▶ _Task to complete_
Give all of the lines again, with nothing added or dropped.
=== Exercise material ===
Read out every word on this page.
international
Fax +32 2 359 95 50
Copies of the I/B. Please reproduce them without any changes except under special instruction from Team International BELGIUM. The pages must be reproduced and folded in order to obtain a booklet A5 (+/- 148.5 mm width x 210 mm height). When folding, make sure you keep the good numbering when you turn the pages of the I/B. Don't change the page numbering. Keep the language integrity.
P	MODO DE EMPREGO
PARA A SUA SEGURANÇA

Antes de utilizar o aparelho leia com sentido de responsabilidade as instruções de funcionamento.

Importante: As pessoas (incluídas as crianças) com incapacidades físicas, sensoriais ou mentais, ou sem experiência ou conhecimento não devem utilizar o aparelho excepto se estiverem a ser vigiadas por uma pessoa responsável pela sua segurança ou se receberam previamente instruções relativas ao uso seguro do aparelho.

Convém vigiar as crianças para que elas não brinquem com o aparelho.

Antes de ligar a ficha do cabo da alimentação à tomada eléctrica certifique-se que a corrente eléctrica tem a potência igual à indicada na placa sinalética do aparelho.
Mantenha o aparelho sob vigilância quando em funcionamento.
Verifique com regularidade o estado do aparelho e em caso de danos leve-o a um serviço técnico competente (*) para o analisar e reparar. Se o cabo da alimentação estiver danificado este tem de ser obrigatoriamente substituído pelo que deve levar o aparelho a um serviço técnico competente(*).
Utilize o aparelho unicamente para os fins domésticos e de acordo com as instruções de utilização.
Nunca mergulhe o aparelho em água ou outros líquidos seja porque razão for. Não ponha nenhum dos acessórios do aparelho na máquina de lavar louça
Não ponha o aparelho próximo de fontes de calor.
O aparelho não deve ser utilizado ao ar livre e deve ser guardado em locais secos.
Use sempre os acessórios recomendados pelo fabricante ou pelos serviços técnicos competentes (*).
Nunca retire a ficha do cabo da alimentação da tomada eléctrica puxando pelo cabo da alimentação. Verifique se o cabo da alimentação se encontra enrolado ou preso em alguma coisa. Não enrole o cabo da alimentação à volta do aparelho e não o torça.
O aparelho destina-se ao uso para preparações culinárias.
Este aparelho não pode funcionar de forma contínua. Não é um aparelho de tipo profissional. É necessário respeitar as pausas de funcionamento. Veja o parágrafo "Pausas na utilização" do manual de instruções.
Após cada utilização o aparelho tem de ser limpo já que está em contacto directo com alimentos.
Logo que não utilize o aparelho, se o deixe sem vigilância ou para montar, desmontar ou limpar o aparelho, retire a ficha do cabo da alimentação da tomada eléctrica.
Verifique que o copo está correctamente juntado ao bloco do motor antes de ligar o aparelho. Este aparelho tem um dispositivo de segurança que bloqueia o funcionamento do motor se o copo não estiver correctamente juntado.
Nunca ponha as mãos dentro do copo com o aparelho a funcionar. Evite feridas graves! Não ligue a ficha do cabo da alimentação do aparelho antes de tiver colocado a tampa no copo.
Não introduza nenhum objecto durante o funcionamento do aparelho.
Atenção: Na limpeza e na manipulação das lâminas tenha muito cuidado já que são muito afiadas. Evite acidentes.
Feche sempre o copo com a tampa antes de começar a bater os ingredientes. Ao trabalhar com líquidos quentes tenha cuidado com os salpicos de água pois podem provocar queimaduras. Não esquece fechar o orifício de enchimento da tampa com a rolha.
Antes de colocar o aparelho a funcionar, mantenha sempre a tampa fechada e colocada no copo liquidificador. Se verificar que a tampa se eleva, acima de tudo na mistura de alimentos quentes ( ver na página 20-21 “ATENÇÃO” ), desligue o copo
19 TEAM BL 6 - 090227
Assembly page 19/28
===
▶ _Solution_
Read out every word on this page.
international
Fax +32 2 359 95 50
Copies of the I/B. Please reproduce them without any changes except under special instruction from Team International BELGIUM. The pages must be reproduced and folded in order to obtain a booklet A5 (+/- 148.5 mm width x 210 mm height). When folding, make sure you keep the good numbering when you turn the pages of the I/B. Don't change the page numbering. Keep the language integrity.
P	MODO DE EMPREGO
PARA A SUA SEGURANÇA

Antes de utilizar o aparelho leia com sentido de responsabilidade as instruções de funcionamento.

Importante: As pessoas (incluídas as crianças) com incapacidades físicas, sensoriais ou mentais, ou sem experiência ou conhecimento não devem utilizar o aparelho excepto se estiverem a ser vigiadas por uma pessoa responsável pela sua segurança ou se receberam previamente instruções relativas ao uso seguro do aparelho.

Convém vigiar as crianças para que elas não brinquem com o aparelho.

Antes de ligar a ficha do cabo da alimentação à tomada eléctrica certifique-se que a corrente eléctrica tem a potência igual à indicada na placa sinalética do aparelho.
Mantenha o aparelho sob vigilância quando em funcionamento.
Verifique com regularidade o estado do aparelho e em caso de danos leve-o a um serviço técnico competente (*) para o analisar e reparar. Se o cabo da alimentação estiver danificado este tem de ser obrigatoriamente substituído pelo que deve levar o aparelho a um serviço técnico competente(*).
Utilize o aparelho unicamente para os fins domésticos e de acordo com as instruções de utilização.
Nunca mergulhe o aparelho em água ou outros líquidos seja porque razão for. Não ponha nenhum dos acessórios do aparelho na máquina de lavar louça
Não ponha o aparelho próximo de fontes de calor.
O aparelho não deve ser utilizado ao ar livre e deve ser guardado em locais secos.
Use sempre os acessórios recomendados pelo fabricante ou pelos serviços técnicos competentes (*).
Nunca retire a ficha do cabo da alimentação da tomada eléctrica puxando pelo cabo da alimentação. Verifique se o cabo da alimentação se encontra enrolado ou preso em alguma coisa. Não enrole o cabo da alimentação à volta do aparelho e não o torça.
O aparelho destina-se ao uso para preparações culinárias.
Este aparelho não pode funcionar de forma contínua. Não é um aparelho de tipo profissional. É necessário respeitar as pausas de funcionamento. Veja o parágrafo "Pausas na utilização" do manual de instruções.
Após cada utilização o aparelho tem de ser limpo já que está em contacto directo com alimentos.
Logo que não utilize o aparelho, se o deixe sem vigilância ou para montar, desmontar ou limpar o aparelho, retire a ficha do cabo da alimentação da tomada eléctrica.
Verifique que o copo está correctamente juntado ao bloco do motor antes de ligar o aparelho. Este aparelho tem um dispositivo de segurança que bloqueia o funcionamento do motor se o copo não estiver correctamente juntado.
Nunca ponha as mãos dentro do copo com o aparelho a funcionar. Evite feridas graves! Não ligue a ficha do cabo da alimentação do aparelho antes de tiver colocado a tampa no copo.
Não introduza nenhum objecto durante o funcionamento do aparelho.
Atenção: Na limpeza e na manipulação das lâminas tenha muito cuidado já que são muito afiadas. Evite acidentes.
Feche sempre o copo com a tampa antes de começar a bater os ingredientes. Ao trabalhar com líquidos quentes tenha cuidado com os salpicos de água pois podem provocar queimaduras. Não esquece fechar o orifício de enchimento da tampa com a rolha.
Antes de colocar o aparelho a funcionar, mantenha sempre a tampa fechada e colocada no copo liquidificador. Se verificar que a tampa se eleva, acima de tudo na mistura de alimentos quentes ( ver na página 20-21 “ATENÇÃO” ), desligue o copo
19 TEAM BL 6 - 090227
Assembly page 19/28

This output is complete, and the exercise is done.